--- Begin Input material ---

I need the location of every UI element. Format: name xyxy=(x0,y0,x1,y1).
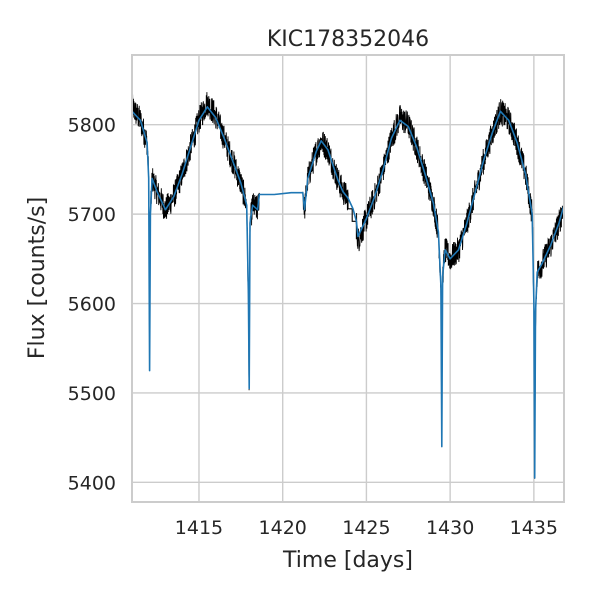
y-tick-label: 5700 xyxy=(68,204,116,226)
y-tick-label: 5800 xyxy=(68,115,116,137)
binned-flux-series xyxy=(132,106,564,479)
series-layer xyxy=(132,92,564,479)
chart-title: KIC178352046 xyxy=(267,27,429,52)
x-tick-label: 1420 xyxy=(259,517,307,539)
x-tick-label: 1430 xyxy=(426,517,474,539)
x-tick-label: 1425 xyxy=(342,517,390,539)
x-axis-label: Time [days] xyxy=(282,548,413,573)
y-tick-label: 5400 xyxy=(68,472,116,494)
tick-labels: 1415 1420 1425 1430 1435 5400 5500 5600 5700 5800 xyxy=(68,115,558,539)
x-tick-label: 1435 xyxy=(510,517,558,539)
y-tick-label: 5500 xyxy=(68,383,116,405)
y-axis-label: Flux [counts/s] xyxy=(25,197,50,359)
plot-frame xyxy=(131,54,565,503)
x-tick-label: 1415 xyxy=(175,517,223,539)
y-tick-label: 5600 xyxy=(68,294,116,316)
grid xyxy=(132,55,564,502)
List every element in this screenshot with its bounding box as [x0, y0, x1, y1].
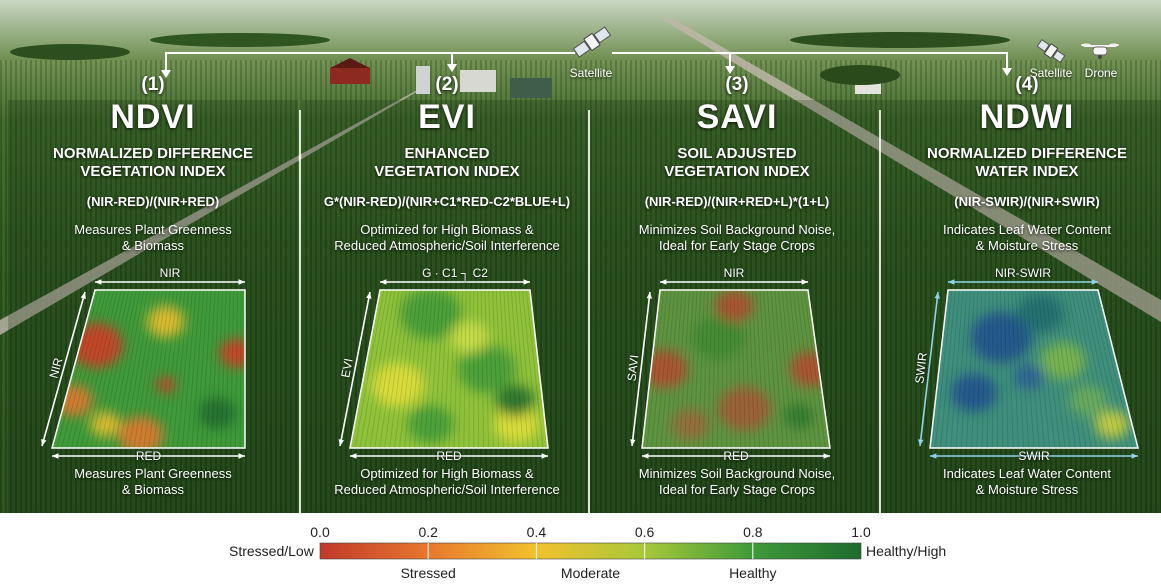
satellite-label: Satellite [569, 66, 613, 80]
legend-tick-label: 0.4 [526, 524, 547, 540]
index-description-line2: & Biomass [121, 238, 185, 253]
index-name-line1: SOIL ADJUSTED [677, 145, 797, 162]
legend-category-label: Stressed [400, 565, 456, 581]
divider-1 [299, 110, 301, 513]
legend-tick-label: 0.2 [418, 524, 438, 540]
index-description-line1: Minimizes Soil Background Noise, [638, 222, 836, 237]
index-formula: G*(NIR-RED)/(NIR+C1*RED-C2*BLUE+L) [323, 194, 571, 209]
satellite-connector-lines [161, 52, 1012, 78]
index-description-line1: Measures Plant Greenness [74, 222, 232, 237]
legend-gradient-bar [319, 542, 862, 560]
index-abbreviation: SAVI [696, 98, 778, 136]
satellite-small-icon [1036, 38, 1066, 64]
axis-label-bottom: RED [723, 449, 749, 463]
bottom-description-line2: Reduced Atmospheric/Soil Interference [334, 482, 560, 497]
axis-label-top: NIR [723, 266, 745, 280]
satellite-icon [572, 26, 612, 58]
index-name-line1: NORMALIZED DIFFERENCE [53, 145, 253, 162]
panel-number: (3) [725, 74, 749, 95]
bottom-description-line1: Indicates Leaf Water Content [943, 466, 1111, 481]
index-formula: (NIR-SWIR)/(NIR+SWIR) [954, 194, 1100, 209]
bottom-description-line2: & Biomass [121, 482, 185, 497]
index-abbreviation: EVI [418, 98, 476, 136]
divider-2 [588, 110, 590, 513]
legend-left-label: Stressed/Low [229, 543, 314, 559]
drone-label: Drone [1084, 66, 1118, 80]
legend-tick-label: 0.0 [310, 524, 330, 540]
legend-tick-label: 1.0 [851, 524, 871, 540]
index-name-line2: VEGETATION INDEX [664, 163, 810, 180]
bottom-description-line2: & Moisture Stress [975, 482, 1079, 497]
index-description-line2: Ideal for Early Stage Crops [658, 238, 816, 253]
drone-icon [1081, 43, 1119, 59]
index-formula: (NIR-RED)/(NIR+RED) [86, 194, 220, 209]
index-abbreviation: NDVI [110, 98, 196, 136]
divider-3 [879, 110, 881, 513]
axis-label-bottom: SWIR [1018, 449, 1050, 463]
index-name-line1: ENHANCED [404, 145, 490, 162]
legend-tick-label: 0.8 [743, 524, 763, 540]
legend-category-label: Moderate [560, 565, 621, 581]
index-name-line2: VEGETATION INDEX [80, 163, 226, 180]
bottom-description-line1: Measures Plant Greenness [74, 466, 232, 481]
index-heatmap-savi [642, 290, 830, 448]
axis-label-top: NIR-SWIR [995, 266, 1051, 280]
index-formula: (NIR-RED)/(NIR+RED+L)*(1+L) [644, 194, 830, 209]
bottom-description-line1: Minimizes Soil Background Noise, [638, 466, 836, 481]
legend-category-label: Healthy [729, 565, 777, 581]
axis-label-top: G · C1 ┐ C2 [422, 266, 488, 280]
axis-label-bottom: RED [135, 449, 162, 463]
index-description-line1: Optimized for High Biomass & [360, 222, 534, 237]
axis-label-top: NIR [159, 266, 181, 280]
panel-number: (4) [1015, 74, 1039, 95]
axis-label-bottom: RED [436, 449, 462, 463]
index-name-line1: NORMALIZED DIFFERENCE [927, 145, 1127, 162]
index-description-line1: Indicates Leaf Water Content [943, 222, 1111, 237]
bottom-description-line1: Optimized for High Biomass & [360, 466, 534, 481]
legend-tick-label: 0.6 [634, 524, 655, 540]
legend-right-label: Healthy/High [866, 543, 947, 559]
index-heatmap-ndwi [918, 279, 1139, 459]
background-roads [0, 18, 1161, 335]
index-description-line2: & Moisture Stress [975, 238, 1079, 253]
index-name-line2: VEGETATION INDEX [374, 163, 520, 180]
index-description-line2: Reduced Atmospheric/Soil Interference [334, 238, 560, 253]
index-abbreviation: NDWI [979, 98, 1075, 136]
aerial-farm-background: Satellite Satellite Drone (1) NDVI NORMALI… [0, 0, 1161, 513]
legend-color-scale [319, 542, 862, 560]
index-heatmap-evi [350, 290, 548, 448]
panel-number: (2) [435, 74, 459, 95]
index-heatmap-ndvi [52, 290, 245, 448]
legend: Stressed/Low Healthy/High 0.0 0.2 0.4 0.6 0.… [0, 513, 1161, 584]
index-name-line2: WATER INDEX [975, 163, 1079, 180]
panel-number: (1) [141, 74, 165, 95]
satellite-label-right: Satellite [1029, 66, 1073, 80]
bottom-description-line2: Ideal for Early Stage Crops [658, 482, 816, 497]
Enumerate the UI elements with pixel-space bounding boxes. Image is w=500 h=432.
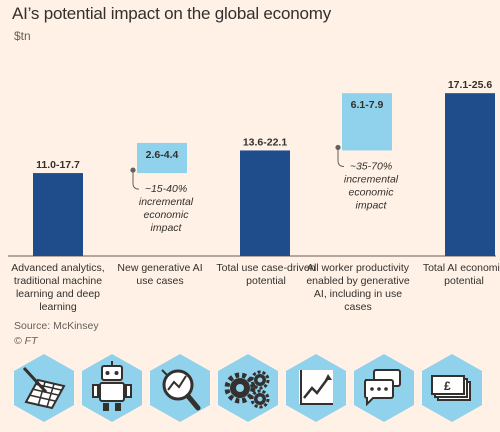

--- End Input material ---

What to do: Could you replace "panel-number" with "panel-index" throughout all the items above, keeping every other line unchanged and leaving the pictures out?

Task response:
I need the location of every UI element. Format: name xyxy=(x0,y0,x1,y1).
y-tick-label: 5700 xyxy=(68,204,116,226)
y-tick-label: 5800 xyxy=(68,115,116,137)
binned-flux-series xyxy=(132,106,564,479)
series-layer xyxy=(132,92,564,479)
chart-title: KIC178352046 xyxy=(267,27,429,52)
x-tick-label: 1420 xyxy=(259,517,307,539)
x-tick-label: 1430 xyxy=(426,517,474,539)
x-tick-label: 1425 xyxy=(342,517,390,539)
x-axis-label: Time [days] xyxy=(282,548,413,573)
y-tick-label: 5400 xyxy=(68,472,116,494)
tick-labels: 1415 1420 1425 1430 1435 5400 5500 5600 5700 5800 xyxy=(68,115,558,539)
x-tick-label: 1435 xyxy=(510,517,558,539)
y-tick-label: 5500 xyxy=(68,383,116,405)
y-axis-label: Flux [counts/s] xyxy=(25,197,50,359)
plot-frame xyxy=(131,54,565,503)
x-tick-label: 1415 xyxy=(175,517,223,539)
y-tick-label: 5600 xyxy=(68,294,116,316)
grid xyxy=(132,55,564,502)
List every element in this screenshot with its bounding box as [x0, y0, x1, y1].
satellite-label: Satellite [569, 66, 613, 80]
legend-tick-label: 0.4 [526, 524, 547, 540]
index-description-line2: & Biomass [121, 238, 185, 253]
index-name-line1: SOIL ADJUSTED [677, 145, 797, 162]
legend-category-label: Stressed [400, 565, 456, 581]
divider-1 [299, 110, 301, 513]
legend-tick-label: 0.2 [418, 524, 438, 540]
index-description-line1: Minimizes Soil Background Noise, [638, 222, 836, 237]
index-formula: G*(NIR-RED)/(NIR+C1*RED-C2*BLUE+L) [323, 194, 571, 209]
satellite-connector-lines [161, 52, 1012, 78]
index-description-line1: Measures Plant Greenness [74, 222, 232, 237]
legend-gradient-bar [319, 542, 862, 560]
index-abbreviation: SAVI [696, 98, 778, 136]
satellite-small-icon [1036, 38, 1066, 64]
axis-label-bottom: RED [723, 449, 749, 463]
bottom-description-line2: Reduced Atmospheric/Soil Interference [334, 482, 560, 497]
axis-label-top: NIR [723, 266, 745, 280]
satellite-icon [572, 26, 612, 58]
index-name-line1: NORMALIZED DIFFERENCE [53, 145, 253, 162]
panel-index: (3) [725, 74, 749, 95]
bottom-description-line1: Indicates Leaf Water Content [943, 466, 1111, 481]
index-formula: (NIR-SWIR)/(NIR+SWIR) [954, 194, 1100, 209]
bottom-description-line2: & Biomass [121, 482, 185, 497]
index-abbreviation: EVI [418, 98, 476, 136]
divider-2 [588, 110, 590, 513]
legend-left-label: Stressed/Low [229, 543, 314, 559]
drone-label: Drone [1084, 66, 1118, 80]
legend-tick-label: 0.0 [310, 524, 330, 540]
legend-tick-label: 1.0 [851, 524, 871, 540]
index-name-line2: VEGETATION INDEX [664, 163, 810, 180]
bottom-description-line2: & Moisture Stress [975, 482, 1079, 497]
index-description-line2: Ideal for Early Stage Crops [658, 238, 816, 253]
drone-icon [1081, 43, 1119, 59]
index-formula: (NIR-RED)/(NIR+RED) [86, 194, 220, 209]
index-abbreviation: NDVI [110, 98, 196, 136]
divider-3 [879, 110, 881, 513]
axis-label-bottom: SWIR [1018, 449, 1050, 463]
index-name-line1: ENHANCED [404, 145, 490, 162]
legend-tick-label: 0.8 [743, 524, 763, 540]
legend-category-label: Moderate [560, 565, 621, 581]
index-name-line2: VEGETATION INDEX [80, 163, 226, 180]
bottom-description-line1: Measures Plant Greenness [74, 466, 232, 481]
index-heatmap-savi [642, 290, 830, 448]
axis-label-top: NIR-SWIR [995, 266, 1051, 280]
index-formula: (NIR-RED)/(NIR+RED+L)*(1+L) [644, 194, 830, 209]
bottom-description-line1: Minimizes Soil Background Noise, [638, 466, 836, 481]
legend-category-label: Healthy [729, 565, 777, 581]
axis-label-top: G · C1 ┐ C2 [422, 266, 488, 280]
axis-label-bottom: RED [135, 449, 162, 463]
index-description-line1: Optimized for High Biomass & [360, 222, 534, 237]
axis-label-top: NIR [159, 266, 181, 280]
panel-index: (4) [1015, 74, 1039, 95]
axis-label-bottom: RED [436, 449, 462, 463]
index-name-line1: NORMALIZED DIFFERENCE [927, 145, 1127, 162]
index-description-line1: Indicates Leaf Water Content [943, 222, 1111, 237]
bottom-description-line1: Optimized for High Biomass & [360, 466, 534, 481]
legend-tick-label: 0.6 [634, 524, 655, 540]
legend-right-label: Healthy/High [866, 543, 947, 559]
index-heatmap-ndwi [918, 279, 1139, 459]
background-roads [0, 18, 1161, 335]
index-description-line2: & Moisture Stress [975, 238, 1079, 253]
index-name-line2: VEGETATION INDEX [374, 163, 520, 180]
index-description-line2: Reduced Atmospheric/Soil Interference [334, 238, 560, 253]
index-abbreviation: NDWI [979, 98, 1075, 136]
aerial-farm-background: Satellite Satellite Drone (1) NDVI NORMALI… [0, 0, 1161, 513]
legend-color-scale [319, 542, 862, 560]
index-heatmap-evi [350, 290, 548, 448]
panel-index: (2) [435, 74, 459, 95]
index-heatmap-ndvi [52, 290, 245, 448]
legend: Stressed/Low Healthy/High 0.0 0.2 0.4 0.6 0.… [0, 513, 1161, 584]
index-name-line2: WATER INDEX [975, 163, 1079, 180]
panel-index: (1) [141, 74, 165, 95]
satellite-label-right: Satellite [1029, 66, 1073, 80]
bottom-description-line2: Ideal for Early Stage Crops [658, 482, 816, 497]
Enumerate the UI elements with pixel-space bounding boxes. Image is w=500 h=432.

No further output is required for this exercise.